[Exercise objective] Write out each line exactly as given. Leave the pictures out of your copy.

•••••

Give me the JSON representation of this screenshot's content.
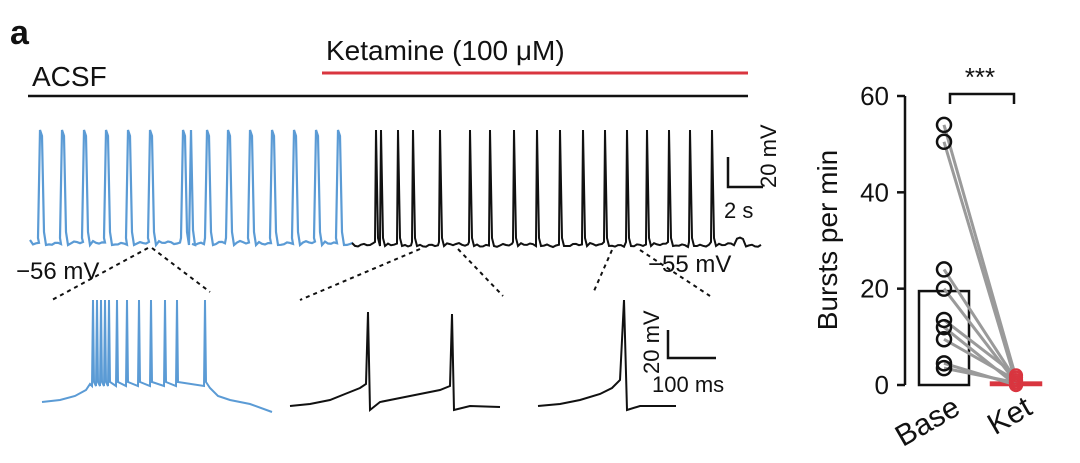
{
  "figure": {
    "panel_label": "a",
    "condition_control": "ACSF",
    "condition_drug": "Ketamine (100 μM)",
    "resting_left": "−56 mV",
    "resting_right": "−55 mV",
    "scale_top_v": "20 mV",
    "scale_top_t": "2 s",
    "scale_bottom_v": "20 mV",
    "scale_bottom_t": "100 ms"
  },
  "colors": {
    "control": "#5b9bd5",
    "drug": "#111111",
    "drug_bar": "#d9353f",
    "paired_lines": "#9a9a9a",
    "ket_points": "#d9353f"
  },
  "chart_data": {
    "type": "bar",
    "categories": [
      "Base",
      "Ket"
    ],
    "ylabel": "Bursts per min",
    "ylim": [
      0,
      60
    ],
    "yticks": [
      0,
      20,
      40,
      60
    ],
    "bar_values": [
      19.5,
      0.5
    ],
    "significance": "***",
    "paired_points": [
      [
        54,
        1.5
      ],
      [
        50.5,
        0.5
      ],
      [
        24,
        1
      ],
      [
        20,
        0.5
      ],
      [
        13.5,
        2
      ],
      [
        12,
        0
      ],
      [
        9.5,
        1
      ],
      [
        4.5,
        0
      ],
      [
        3.5,
        0.5
      ]
    ]
  }
}
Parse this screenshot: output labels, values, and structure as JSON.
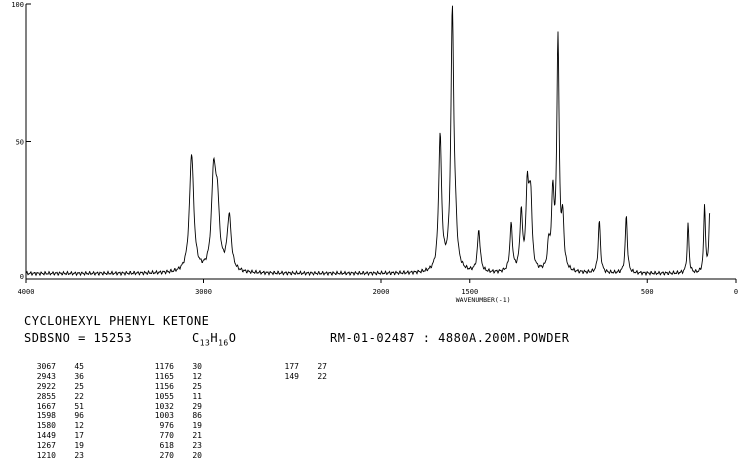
{
  "chart_data": {
    "type": "line",
    "xlabel": "WAVENUMBER(-1)",
    "ylabel": "",
    "xlim": [
      4000,
      0
    ],
    "ylim": [
      0,
      100
    ],
    "xticks": [
      "4000",
      "3000",
      "2000",
      "1500",
      "500",
      "0"
    ],
    "yticks": [
      "100",
      "50",
      "0"
    ],
    "baseline": 2,
    "peaks": [
      [
        3067,
        45
      ],
      [
        2943,
        36
      ],
      [
        2922,
        25
      ],
      [
        2855,
        22
      ],
      [
        1667,
        51
      ],
      [
        1598,
        96
      ],
      [
        1580,
        12
      ],
      [
        1449,
        17
      ],
      [
        1267,
        19
      ],
      [
        1210,
        23
      ],
      [
        1176,
        30
      ],
      [
        1165,
        12
      ],
      [
        1156,
        25
      ],
      [
        1055,
        11
      ],
      [
        1032,
        29
      ],
      [
        1003,
        86
      ],
      [
        976,
        19
      ],
      [
        770,
        21
      ],
      [
        618,
        23
      ],
      [
        270,
        20
      ],
      [
        177,
        27
      ],
      [
        149,
        22
      ]
    ],
    "grid": false
  },
  "header": {
    "compound": "CYCLOHEXYL PHENYL KETONE",
    "sdbsno": "SDBSNO = 15253",
    "formula_c": "C",
    "formula_c_count": "13",
    "formula_h": "H",
    "formula_h_count": "16",
    "formula_o": "O",
    "run_info": "RM-01-02487 : 4880A.200M.POWDER"
  },
  "peak_table": [
    [
      [
        "3067",
        "45"
      ],
      [
        "2943",
        "36"
      ],
      [
        "2922",
        "25"
      ],
      [
        "2855",
        "22"
      ],
      [
        "1667",
        "51"
      ],
      [
        "1598",
        "96"
      ],
      [
        "1580",
        "12"
      ],
      [
        "1449",
        "17"
      ],
      [
        "1267",
        "19"
      ],
      [
        "1210",
        "23"
      ]
    ],
    [
      [
        "1176",
        "30"
      ],
      [
        "1165",
        "12"
      ],
      [
        "1156",
        "25"
      ],
      [
        "1055",
        "11"
      ],
      [
        "1032",
        "29"
      ],
      [
        "1003",
        "86"
      ],
      [
        "976",
        "19"
      ],
      [
        "770",
        "21"
      ],
      [
        "618",
        "23"
      ],
      [
        "270",
        "20"
      ]
    ],
    [
      [
        "177",
        "27"
      ],
      [
        "149",
        "22"
      ]
    ]
  ]
}
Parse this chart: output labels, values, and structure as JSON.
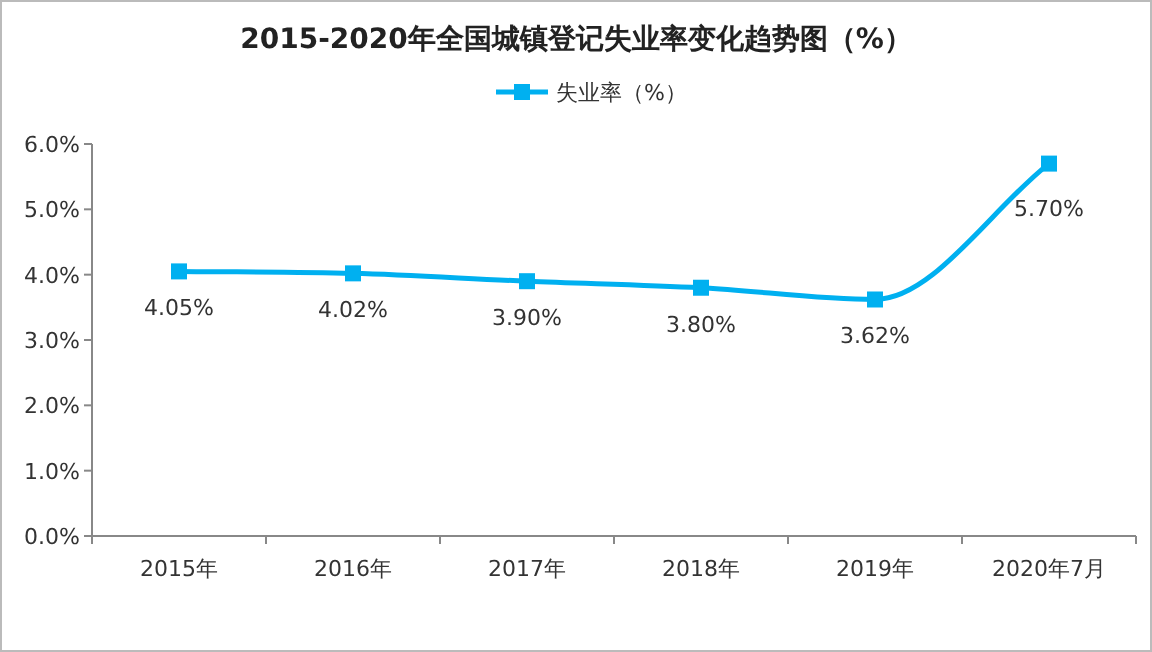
{
  "chart_data": {
    "type": "line",
    "title": "2015-2020年全国城镇登记失业率变化趋势图（%）",
    "categories": [
      "2015年",
      "2016年",
      "2017年",
      "2018年",
      "2019年",
      "2020年7月"
    ],
    "series": [
      {
        "name": "失业率（%）",
        "color": "#00b0f0",
        "values": [
          4.05,
          4.02,
          3.9,
          3.8,
          3.62,
          5.7
        ],
        "value_labels": [
          "4.05%",
          "4.02%",
          "3.90%",
          "3.80%",
          "3.62%",
          "5.70%"
        ]
      }
    ],
    "ylim": [
      0,
      6
    ],
    "yticks": [
      {
        "value": 0,
        "label": "0.0%"
      },
      {
        "value": 1,
        "label": "1.0%"
      },
      {
        "value": 2,
        "label": "2.0%"
      },
      {
        "value": 3,
        "label": "3.0%"
      },
      {
        "value": 4,
        "label": "4.0%"
      },
      {
        "value": 5,
        "label": "5.0%"
      },
      {
        "value": 6,
        "label": "6.0%"
      }
    ],
    "marker": "square",
    "legend": "top",
    "grid": false
  }
}
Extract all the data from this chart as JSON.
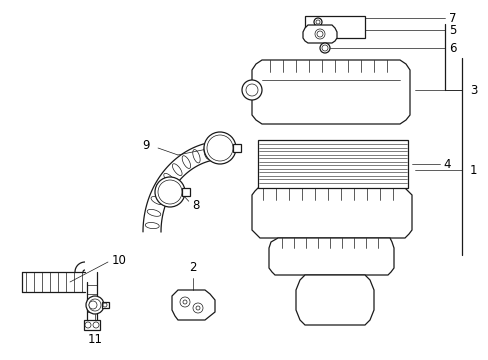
{
  "bg_color": "#ffffff",
  "line_color": "#1a1a1a",
  "lw": 0.9,
  "lw_thin": 0.5,
  "fs": 8.5,
  "fig_w": 4.89,
  "fig_h": 3.6,
  "dpi": 100
}
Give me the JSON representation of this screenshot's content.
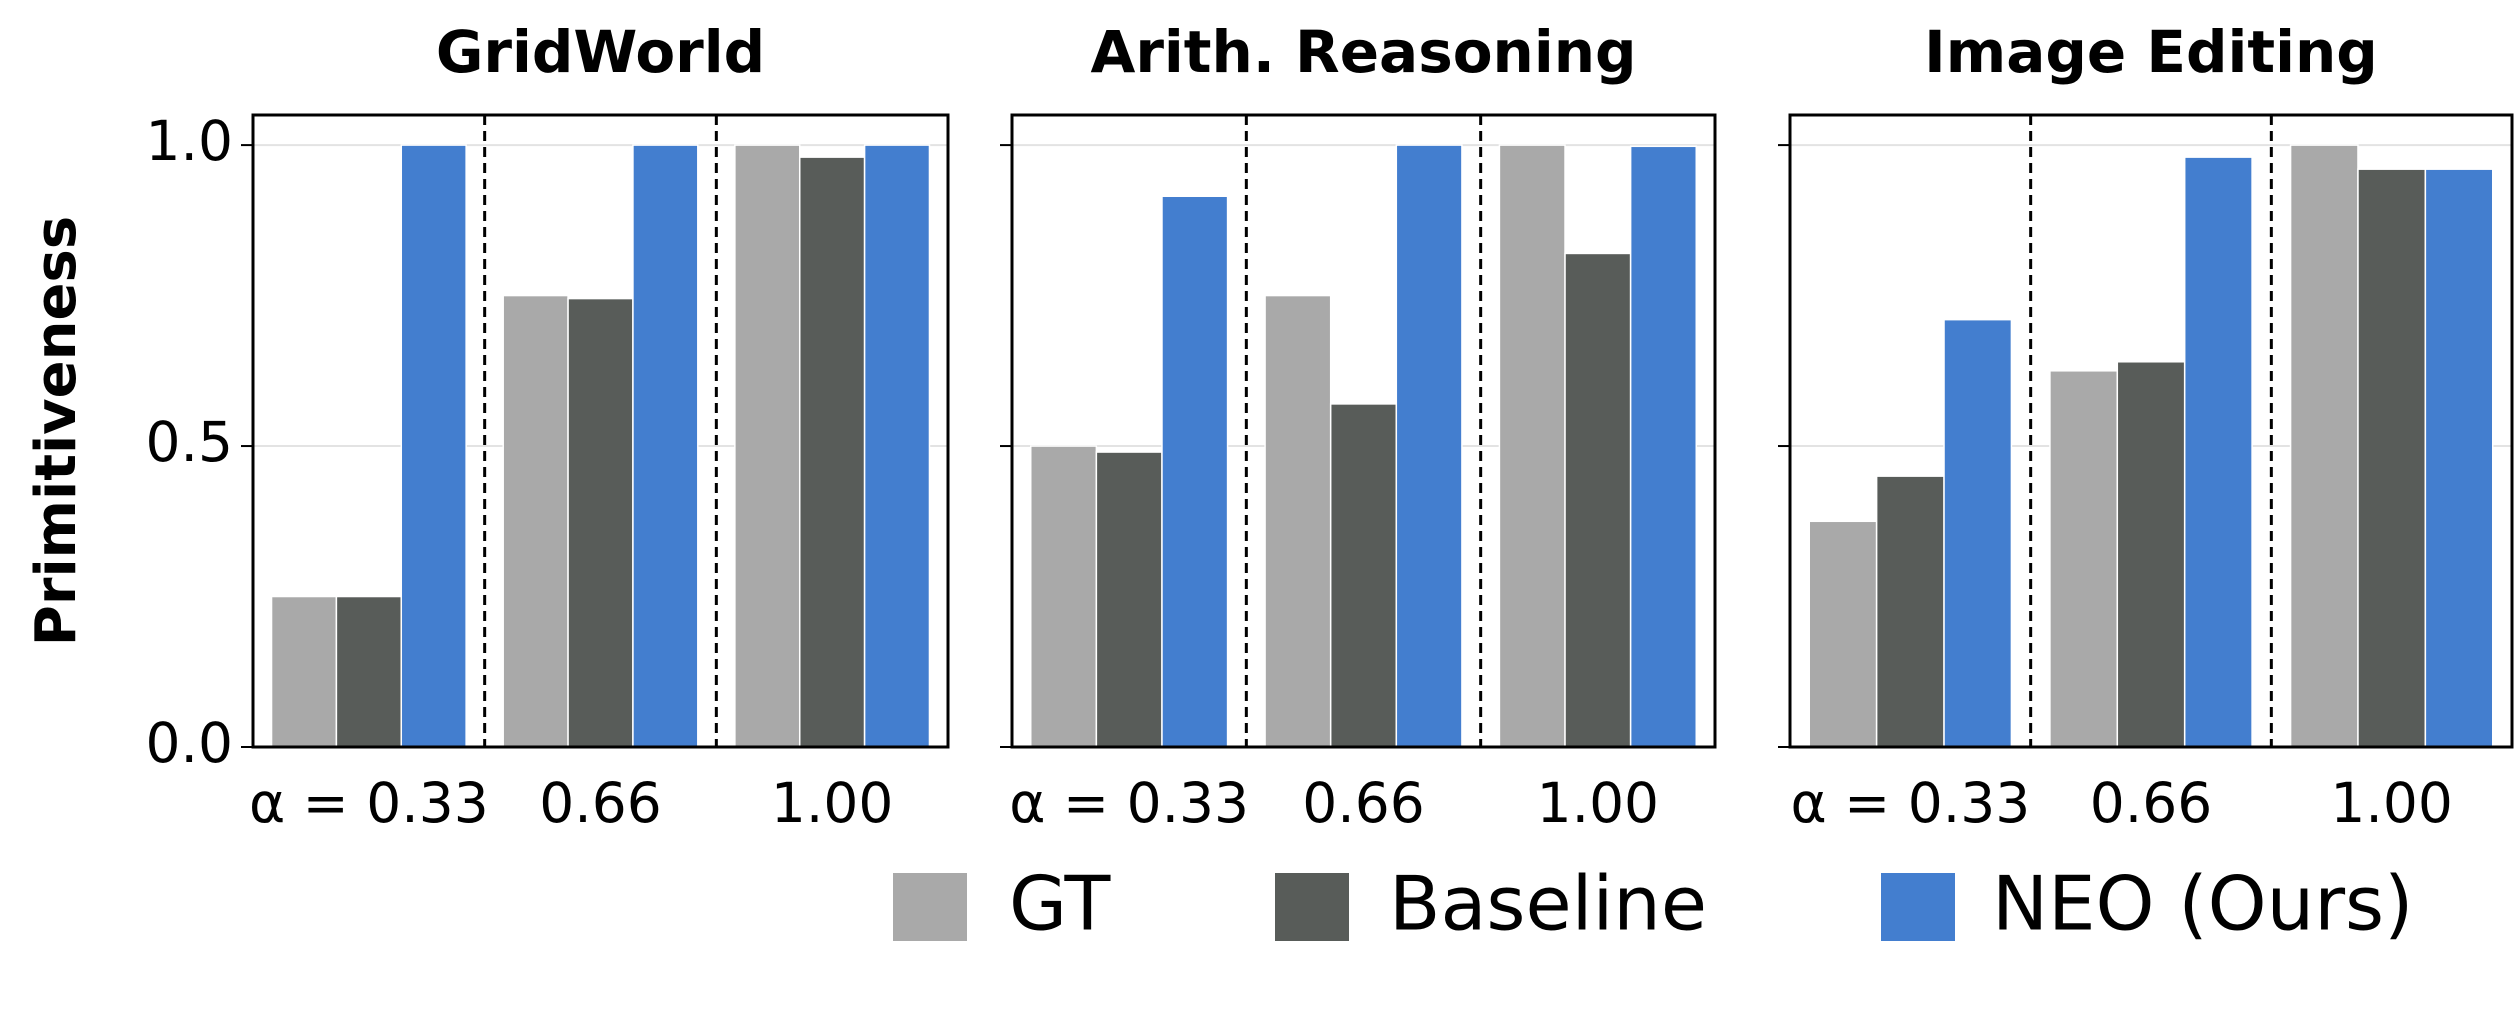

•••••

[Task response]
Give me the JSON representation of this screenshot's content.
{
  "figure": {
    "panel_label": "a",
    "condition_control": "ACSF",
    "condition_drug": "Ketamine (100 μM)",
    "resting_left": "−56 mV",
    "resting_right": "−55 mV",
    "scale_top_v": "20 mV",
    "scale_top_t": "2 s",
    "scale_bottom_v": "20 mV",
    "scale_bottom_t": "100 ms"
  },
  "colors": {
    "control": "#5b9bd5",
    "drug": "#111111",
    "drug_bar": "#d9353f",
    "paired_lines": "#9a9a9a",
    "ket_points": "#d9353f"
  },
  "chart_data": {
    "type": "bar",
    "categories": [
      "Base",
      "Ket"
    ],
    "ylabel": "Bursts per min",
    "ylim": [
      0,
      60
    ],
    "yticks": [
      0,
      20,
      40,
      60
    ],
    "bar_values": [
      19.5,
      0.5
    ],
    "significance": "***",
    "paired_points": [
      [
        54,
        1.5
      ],
      [
        50.5,
        0.5
      ],
      [
        24,
        1
      ],
      [
        20,
        0.5
      ],
      [
        13.5,
        2
      ],
      [
        12,
        0
      ],
      [
        9.5,
        1
      ],
      [
        4.5,
        0
      ],
      [
        3.5,
        0.5
      ]
    ]
  }
}
Parse this screenshot: output labels, values, and structure as JSON.
{
  "chart_data": {
    "type": "line",
    "xlabel": "WAVENUMBER(-1)",
    "ylabel": "",
    "xlim": [
      4000,
      0
    ],
    "ylim": [
      0,
      100
    ],
    "xticks": [
      "4000",
      "3000",
      "2000",
      "1500",
      "500",
      "0"
    ],
    "yticks": [
      "100",
      "50",
      "0"
    ],
    "baseline": 2,
    "peaks": [
      [
        3067,
        45
      ],
      [
        2943,
        36
      ],
      [
        2922,
        25
      ],
      [
        2855,
        22
      ],
      [
        1667,
        51
      ],
      [
        1598,
        96
      ],
      [
        1580,
        12
      ],
      [
        1449,
        17
      ],
      [
        1267,
        19
      ],
      [
        1210,
        23
      ],
      [
        1176,
        30
      ],
      [
        1165,
        12
      ],
      [
        1156,
        25
      ],
      [
        1055,
        11
      ],
      [
        1032,
        29
      ],
      [
        1003,
        86
      ],
      [
        976,
        19
      ],
      [
        770,
        21
      ],
      [
        618,
        23
      ],
      [
        270,
        20
      ],
      [
        177,
        27
      ],
      [
        149,
        22
      ]
    ],
    "grid": false
  },
  "header": {
    "compound": "CYCLOHEXYL PHENYL KETONE",
    "sdbsno": "SDBSNO = 15253",
    "formula_c": "C",
    "formula_c_count": "13",
    "formula_h": "H",
    "formula_h_count": "16",
    "formula_o": "O",
    "run_info": "RM-01-02487 : 4880A.200M.POWDER"
  },
  "peak_table": [
    [
      [
        "3067",
        "45"
      ],
      [
        "2943",
        "36"
      ],
      [
        "2922",
        "25"
      ],
      [
        "2855",
        "22"
      ],
      [
        "1667",
        "51"
      ],
      [
        "1598",
        "96"
      ],
      [
        "1580",
        "12"
      ],
      [
        "1449",
        "17"
      ],
      [
        "1267",
        "19"
      ],
      [
        "1210",
        "23"
      ]
    ],
    [
      [
        "1176",
        "30"
      ],
      [
        "1165",
        "12"
      ],
      [
        "1156",
        "25"
      ],
      [
        "1055",
        "11"
      ],
      [
        "1032",
        "29"
      ],
      [
        "1003",
        "86"
      ],
      [
        "976",
        "19"
      ],
      [
        "770",
        "21"
      ],
      [
        "618",
        "23"
      ],
      [
        "270",
        "20"
      ]
    ],
    [
      [
        "177",
        "27"
      ],
      [
        "149",
        "22"
      ]
    ]
  ]
}
Parse this chart: output labels, values, and structure as JSON.
{
  "chart_data": {
    "type": "line",
    "title": "2015-2020年全国城镇登记失业率变化趋势图（%）",
    "categories": [
      "2015年",
      "2016年",
      "2017年",
      "2018年",
      "2019年",
      "2020年7月"
    ],
    "series": [
      {
        "name": "失业率（%）",
        "color": "#00b0f0",
        "values": [
          4.05,
          4.02,
          3.9,
          3.8,
          3.62,
          5.7
        ],
        "value_labels": [
          "4.05%",
          "4.02%",
          "3.90%",
          "3.80%",
          "3.62%",
          "5.70%"
        ]
      }
    ],
    "ylim": [
      0,
      6
    ],
    "yticks": [
      {
        "value": 0,
        "label": "0.0%"
      },
      {
        "value": 1,
        "label": "1.0%"
      },
      {
        "value": 2,
        "label": "2.0%"
      },
      {
        "value": 3,
        "label": "3.0%"
      },
      {
        "value": 4,
        "label": "4.0%"
      },
      {
        "value": 5,
        "label": "5.0%"
      },
      {
        "value": 6,
        "label": "6.0%"
      }
    ],
    "marker": "square",
    "legend": "top",
    "grid": false
  }
}
Extract all the data from this chart as JSON.
{
  "bg_color": "#ffffff",
  "line_color": "#1a1a1a",
  "lw": 0.9,
  "lw_thin": 0.5,
  "fs": 8.5,
  "fig_w": 4.89,
  "fig_h": 3.6,
  "dpi": 100
}
Give me the JSON representation of this screenshot's content.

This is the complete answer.